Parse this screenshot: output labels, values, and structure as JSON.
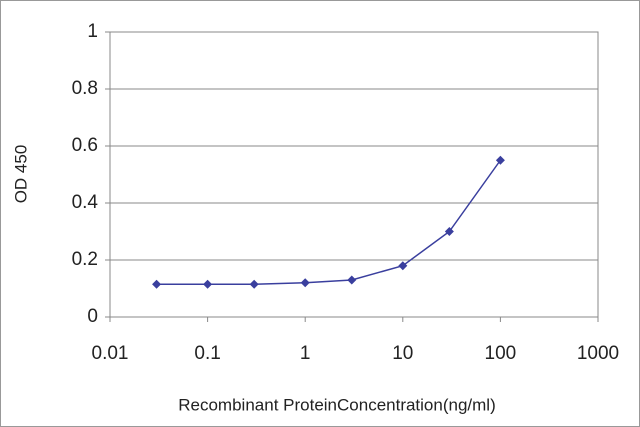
{
  "chart_data": {
    "type": "line",
    "x_label": "Recombinant ProteinConcentration(ng/ml)",
    "y_label": "OD 450",
    "x": [
      0.03,
      0.1,
      0.3,
      1,
      3,
      10,
      30,
      100
    ],
    "series": [
      {
        "color": "#3a3f9e",
        "values": [
          0.115,
          0.115,
          0.115,
          0.12,
          0.13,
          0.18,
          0.3,
          0.55
        ]
      }
    ],
    "xlim": [
      0.01,
      1000
    ],
    "xticks": [
      0.01,
      0.1,
      1,
      10,
      100,
      1000
    ],
    "ylim": [
      0,
      1
    ],
    "yticks": [
      0,
      0.2,
      0.4,
      0.6,
      0.8,
      1
    ],
    "x_log": true,
    "grid": true
  }
}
= = =
● WHAT IS BEING ASKED:
All the data above is to be transcribed exactly, with no pictures included.

● SOLVED PROBLEM:
Parse this screenshot: output labels, values, and structure as JSON.
{
  "chart_data": {
    "type": "line",
    "x_label": "Recombinant ProteinConcentration(ng/ml)",
    "y_label": "OD 450",
    "x": [
      0.03,
      0.1,
      0.3,
      1,
      3,
      10,
      30,
      100
    ],
    "series": [
      {
        "color": "#3a3f9e",
        "values": [
          0.115,
          0.115,
          0.115,
          0.12,
          0.13,
          0.18,
          0.3,
          0.55
        ]
      }
    ],
    "xlim": [
      0.01,
      1000
    ],
    "xticks": [
      0.01,
      0.1,
      1,
      10,
      100,
      1000
    ],
    "ylim": [
      0,
      1
    ],
    "yticks": [
      0,
      0.2,
      0.4,
      0.6,
      0.8,
      1
    ],
    "x_log": true,
    "grid": true
  }
}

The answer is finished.